• **Task goal**: The records below should be written out again, exactly.

─── Supplied material ───

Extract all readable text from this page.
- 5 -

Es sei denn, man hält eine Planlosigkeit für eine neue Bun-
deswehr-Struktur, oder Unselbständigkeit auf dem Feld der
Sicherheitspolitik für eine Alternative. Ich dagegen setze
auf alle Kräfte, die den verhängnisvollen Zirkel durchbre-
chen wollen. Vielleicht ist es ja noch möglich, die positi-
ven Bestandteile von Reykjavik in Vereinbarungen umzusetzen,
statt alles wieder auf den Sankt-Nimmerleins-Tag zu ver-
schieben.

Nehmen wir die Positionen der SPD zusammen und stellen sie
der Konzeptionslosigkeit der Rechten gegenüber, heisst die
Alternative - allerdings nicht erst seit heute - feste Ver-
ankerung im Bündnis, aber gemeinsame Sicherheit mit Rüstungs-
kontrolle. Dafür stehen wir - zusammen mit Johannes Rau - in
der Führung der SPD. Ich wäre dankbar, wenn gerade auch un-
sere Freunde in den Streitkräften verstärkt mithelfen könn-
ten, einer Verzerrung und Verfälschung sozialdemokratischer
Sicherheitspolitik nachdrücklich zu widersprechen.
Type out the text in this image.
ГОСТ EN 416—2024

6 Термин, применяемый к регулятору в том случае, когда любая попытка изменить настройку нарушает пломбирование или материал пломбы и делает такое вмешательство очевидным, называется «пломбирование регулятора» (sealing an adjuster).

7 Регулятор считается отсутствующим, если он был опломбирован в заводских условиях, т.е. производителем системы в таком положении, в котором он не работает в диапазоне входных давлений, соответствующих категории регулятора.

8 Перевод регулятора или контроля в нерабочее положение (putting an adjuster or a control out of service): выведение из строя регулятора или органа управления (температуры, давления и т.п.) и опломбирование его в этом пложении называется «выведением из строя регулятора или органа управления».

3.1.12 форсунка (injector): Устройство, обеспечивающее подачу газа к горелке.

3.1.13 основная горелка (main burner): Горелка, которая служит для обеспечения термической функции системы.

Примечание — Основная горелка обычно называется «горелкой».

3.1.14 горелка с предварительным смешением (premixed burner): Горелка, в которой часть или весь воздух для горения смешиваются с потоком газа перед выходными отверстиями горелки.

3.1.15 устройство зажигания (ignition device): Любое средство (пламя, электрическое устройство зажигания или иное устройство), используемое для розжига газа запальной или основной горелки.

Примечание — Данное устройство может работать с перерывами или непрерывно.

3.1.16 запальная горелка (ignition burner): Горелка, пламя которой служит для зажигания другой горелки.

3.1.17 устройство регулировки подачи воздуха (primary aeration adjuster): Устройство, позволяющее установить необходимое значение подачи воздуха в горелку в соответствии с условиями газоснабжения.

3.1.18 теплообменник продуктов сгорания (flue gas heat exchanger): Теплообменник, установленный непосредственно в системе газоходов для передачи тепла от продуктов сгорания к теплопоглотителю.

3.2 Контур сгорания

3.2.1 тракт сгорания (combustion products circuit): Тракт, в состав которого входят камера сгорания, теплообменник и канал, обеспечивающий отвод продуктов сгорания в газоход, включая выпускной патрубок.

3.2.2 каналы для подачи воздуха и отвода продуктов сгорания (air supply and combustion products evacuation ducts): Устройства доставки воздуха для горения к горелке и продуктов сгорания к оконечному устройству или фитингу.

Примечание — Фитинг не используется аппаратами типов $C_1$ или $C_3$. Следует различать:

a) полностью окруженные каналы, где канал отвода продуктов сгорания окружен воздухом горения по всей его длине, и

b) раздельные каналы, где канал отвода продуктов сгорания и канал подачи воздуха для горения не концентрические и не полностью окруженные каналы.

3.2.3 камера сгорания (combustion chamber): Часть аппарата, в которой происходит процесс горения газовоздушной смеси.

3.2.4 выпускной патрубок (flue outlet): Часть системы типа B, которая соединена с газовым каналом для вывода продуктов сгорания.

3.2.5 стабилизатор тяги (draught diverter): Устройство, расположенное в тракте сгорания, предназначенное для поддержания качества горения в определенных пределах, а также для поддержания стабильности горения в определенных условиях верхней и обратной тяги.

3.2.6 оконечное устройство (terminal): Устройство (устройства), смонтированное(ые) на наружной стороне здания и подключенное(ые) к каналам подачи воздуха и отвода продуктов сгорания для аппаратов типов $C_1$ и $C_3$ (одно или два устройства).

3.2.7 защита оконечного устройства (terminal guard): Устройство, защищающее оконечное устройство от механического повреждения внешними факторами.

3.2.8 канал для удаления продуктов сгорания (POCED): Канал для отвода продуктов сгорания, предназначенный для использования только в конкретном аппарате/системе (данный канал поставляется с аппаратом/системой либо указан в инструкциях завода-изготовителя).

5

───

• **Exercise answer**:
Extract all readable text from this page.
- 5 -

Es sei denn, man hält eine Planlosigkeit für eine neue Bun-
deswehr-Struktur, oder Unselbständigkeit auf dem Feld der
Sicherheitspolitik für eine Alternative. Ich dagegen setze
auf alle Kräfte, die den verhängnisvollen Zirkel durchbre-
chen wollen. Vielleicht ist es ja noch möglich, die positi-
ven Bestandteile von Reykjavik in Vereinbarungen umzusetzen,
statt alles wieder auf den Sankt-Nimmerleins-Tag zu ver-
schieben.

Nehmen wir die Positionen der SPD zusammen und stellen sie
der Konzeptionslosigkeit der Rechten gegenüber, heisst die
Alternative - allerdings nicht erst seit heute - feste Ver-
ankerung im Bündnis, aber gemeinsame Sicherheit mit Rüstungs-
kontrolle. Dafür stehen wir - zusammen mit Johannes Rau - in
der Führung der SPD. Ich wäre dankbar, wenn gerade auch un-
sere Freunde in den Streitkräften verstärkt mithelfen könn-
ten, einer Verzerrung und Verfälschung sozialdemokratischer
Sicherheitspolitik nachdrücklich zu widersprechen.
Type out the text in this image.
ГОСТ EN 416—2024

6 Термин, применяемый к регулятору в том случае, когда любая попытка изменить настройку нарушает пломбирование или материал пломбы и делает такое вмешательство очевидным, называется «пломбирование регулятора» (sealing an adjuster).

7 Регулятор считается отсутствующим, если он был опломбирован в заводских условиях, т.е. производителем системы в таком положении, в котором он не работает в диапазоне входных давлений, соответствующих категории регулятора.

8 Перевод регулятора или контроля в нерабочее положение (putting an adjuster or a control out of service): выведение из строя регулятора или органа управления (температуры, давления и т.п.) и опломбирование его в этом пложении называется «выведением из строя регулятора или органа управления».

3.1.12 форсунка (injector): Устройство, обеспечивающее подачу газа к горелке.

3.1.13 основная горелка (main burner): Горелка, которая служит для обеспечения термической функции системы.

Примечание — Основная горелка обычно называется «горелкой».

3.1.14 горелка с предварительным смешением (premixed burner): Горелка, в которой часть или весь воздух для горения смешиваются с потоком газа перед выходными отверстиями горелки.

3.1.15 устройство зажигания (ignition device): Любое средство (пламя, электрическое устройство зажигания или иное устройство), используемое для розжига газа запальной или основной горелки.

Примечание — Данное устройство может работать с перерывами или непрерывно.

3.1.16 запальная горелка (ignition burner): Горелка, пламя которой служит для зажигания другой горелки.

3.1.17 устройство регулировки подачи воздуха (primary aeration adjuster): Устройство, позволяющее установить необходимое значение подачи воздуха в горелку в соответствии с условиями газоснабжения.

3.1.18 теплообменник продуктов сгорания (flue gas heat exchanger): Теплообменник, установленный непосредственно в системе газоходов для передачи тепла от продуктов сгорания к теплопоглотителю.

3.2 Контур сгорания

3.2.1 тракт сгорания (combustion products circuit): Тракт, в состав которого входят камера сгорания, теплообменник и канал, обеспечивающий отвод продуктов сгорания в газоход, включая выпускной патрубок.

3.2.2 каналы для подачи воздуха и отвода продуктов сгорания (air supply and combustion products evacuation ducts): Устройства доставки воздуха для горения к горелке и продуктов сгорания к оконечному устройству или фитингу.

Примечание — Фитинг не используется аппаратами типов $C_1$ или $C_3$. Следует различать:

a) полностью окруженные каналы, где канал отвода продуктов сгорания окружен воздухом горения по всей его длине, и

b) раздельные каналы, где канал отвода продуктов сгорания и канал подачи воздуха для горения не концентрические и не полностью окруженные каналы.

3.2.3 камера сгорания (combustion chamber): Часть аппарата, в которой происходит процесс горения газовоздушной смеси.

3.2.4 выпускной патрубок (flue outlet): Часть системы типа B, которая соединена с газовым каналом для вывода продуктов сгорания.

3.2.5 стабилизатор тяги (draught diverter): Устройство, расположенное в тракте сгорания, предназначенное для поддержания качества горения в определенных пределах, а также для поддержания стабильности горения в определенных условиях верхней и обратной тяги.

3.2.6 оконечное устройство (terminal): Устройство (устройства), смонтированное(ые) на наружной стороне здания и подключенное(ые) к каналам подачи воздуха и отвода продуктов сгорания для аппаратов типов $C_1$ и $C_3$ (одно или два устройства).

3.2.7 защита оконечного устройства (terminal guard): Устройство, защищающее оконечное устройство от механического повреждения внешними факторами.

3.2.8 канал для удаления продуктов сгорания (POCED): Канал для отвода продуктов сгорания, предназначенный для использования только в конкретном аппарате/системе (данный канал поставляется с аппаратом/системой либо указан в инструкциях завода-изготовителя).

5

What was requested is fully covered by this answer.